■ AIM OF THE TASK: Return each line of the records below in which the string "screenshot" turns up.

═══

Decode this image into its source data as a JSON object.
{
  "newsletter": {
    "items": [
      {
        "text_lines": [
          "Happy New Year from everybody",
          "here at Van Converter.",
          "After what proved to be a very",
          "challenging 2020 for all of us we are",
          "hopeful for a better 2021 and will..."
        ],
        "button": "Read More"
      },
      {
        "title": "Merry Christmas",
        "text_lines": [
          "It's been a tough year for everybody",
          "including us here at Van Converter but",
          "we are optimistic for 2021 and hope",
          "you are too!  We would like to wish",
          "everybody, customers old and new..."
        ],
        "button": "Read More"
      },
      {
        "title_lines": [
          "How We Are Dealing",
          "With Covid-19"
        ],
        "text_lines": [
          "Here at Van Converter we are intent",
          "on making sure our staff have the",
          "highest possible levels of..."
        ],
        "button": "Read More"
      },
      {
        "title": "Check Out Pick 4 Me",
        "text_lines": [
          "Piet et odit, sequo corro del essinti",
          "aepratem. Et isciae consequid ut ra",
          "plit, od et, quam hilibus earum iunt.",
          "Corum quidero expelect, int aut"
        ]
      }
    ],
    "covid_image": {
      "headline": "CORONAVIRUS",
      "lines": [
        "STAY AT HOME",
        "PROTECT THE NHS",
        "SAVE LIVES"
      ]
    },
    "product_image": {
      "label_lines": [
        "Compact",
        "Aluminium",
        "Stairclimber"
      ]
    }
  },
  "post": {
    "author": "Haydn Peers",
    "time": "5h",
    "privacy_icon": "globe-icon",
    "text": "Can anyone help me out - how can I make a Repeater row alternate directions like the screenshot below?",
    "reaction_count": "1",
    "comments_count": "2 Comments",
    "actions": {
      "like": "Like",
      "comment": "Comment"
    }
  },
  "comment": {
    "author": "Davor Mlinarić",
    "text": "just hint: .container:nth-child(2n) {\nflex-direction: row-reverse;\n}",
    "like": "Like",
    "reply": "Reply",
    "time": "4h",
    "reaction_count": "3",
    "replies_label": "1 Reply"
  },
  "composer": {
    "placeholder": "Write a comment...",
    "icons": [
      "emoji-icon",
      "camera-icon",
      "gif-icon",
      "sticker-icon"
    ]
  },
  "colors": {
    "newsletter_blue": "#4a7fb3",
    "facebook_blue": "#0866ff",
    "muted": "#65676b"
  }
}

═══

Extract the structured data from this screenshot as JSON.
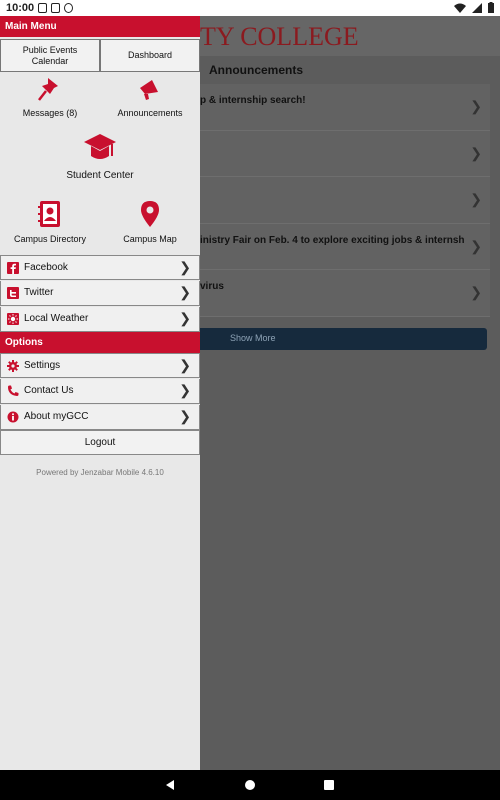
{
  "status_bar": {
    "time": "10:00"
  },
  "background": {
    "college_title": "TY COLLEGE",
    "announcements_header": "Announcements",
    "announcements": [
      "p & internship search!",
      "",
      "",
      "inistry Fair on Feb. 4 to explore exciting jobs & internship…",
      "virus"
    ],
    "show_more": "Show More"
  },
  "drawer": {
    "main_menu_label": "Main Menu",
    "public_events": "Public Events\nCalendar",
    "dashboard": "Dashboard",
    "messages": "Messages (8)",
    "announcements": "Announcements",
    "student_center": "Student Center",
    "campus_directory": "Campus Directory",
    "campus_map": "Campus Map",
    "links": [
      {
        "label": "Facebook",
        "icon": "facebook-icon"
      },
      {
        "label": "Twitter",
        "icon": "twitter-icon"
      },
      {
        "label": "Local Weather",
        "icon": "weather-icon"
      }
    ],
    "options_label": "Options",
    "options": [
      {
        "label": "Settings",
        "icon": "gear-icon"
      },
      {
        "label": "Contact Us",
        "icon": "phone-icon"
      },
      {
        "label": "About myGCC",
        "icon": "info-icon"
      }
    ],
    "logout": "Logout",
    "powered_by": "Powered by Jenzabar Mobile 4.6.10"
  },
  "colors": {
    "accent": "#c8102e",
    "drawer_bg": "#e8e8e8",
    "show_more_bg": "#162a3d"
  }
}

═══

■ PROBLEM SOLUTION:
    "text": "Can anyone help me out - how can I make a Repeater row alternate directions like the screenshot below?",
Extract the structured data from this screenshot as JSON.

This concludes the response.